> _Aim of the exercise_
Quote the entries word for word. Omit the pictures.

> _Input rows_
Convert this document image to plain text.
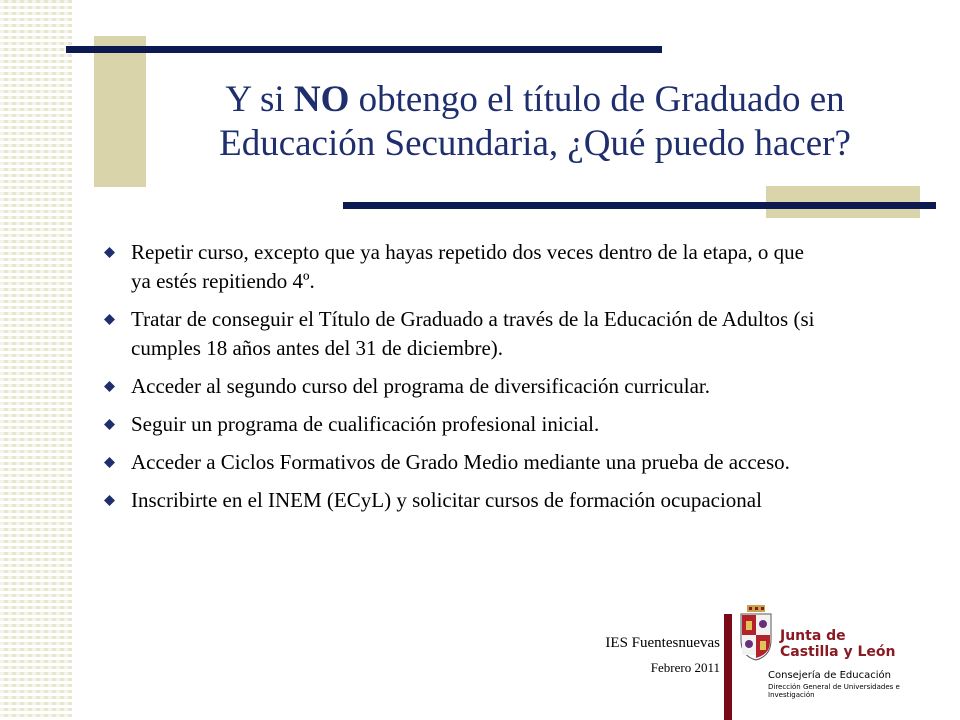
Y si NO obtengo el título de Graduado en Educación Secundaria, ¿Qué puedo hacer?
Repetir curso, excepto que ya hayas repetido dos veces dentro de la etapa, o que ya estés repitiendo 4º.
Tratar de conseguir el Título de Graduado a través de la Educación de Adultos (si cumples 18 años antes del 31 de diciembre).
Acceder al segundo curso del programa de diversificación curricular.
Seguir un programa de cualificación profesional inicial.
Acceder a Ciclos Formativos de Grado Medio mediante una prueba de acceso.
Inscribirte en el INEM (ECyL) y solicitar cursos de formación ocupacional
IES Fuentesnuevas
Febrero 2011
Junta de
Castilla y León
Consejería de Educación
Dirección General de Universidades e Investigación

> _Answer to the task_
Convert this document image to plain text.
Y si NO obtengo el título de Graduado en Educación Secundaria, ¿Qué puedo hacer?
Repetir curso, excepto que ya hayas repetido dos veces dentro de la etapa, o que ya estés repitiendo 4º.
Tratar de conseguir el Título de Graduado a través de la Educación de Adultos (si cumples 18 años antes del 31 de diciembre).
Acceder al segundo curso del programa de diversificación curricular.
Seguir un programa de cualificación profesional inicial.
Acceder a Ciclos Formativos de Grado Medio mediante una prueba de acceso.
Inscribirte en el INEM (ECyL) y solicitar cursos de formación ocupacional
IES Fuentesnuevas
Febrero 2011
Junta de
Castilla y León
Consejería de Educación
Dirección General de Universidades e Investigación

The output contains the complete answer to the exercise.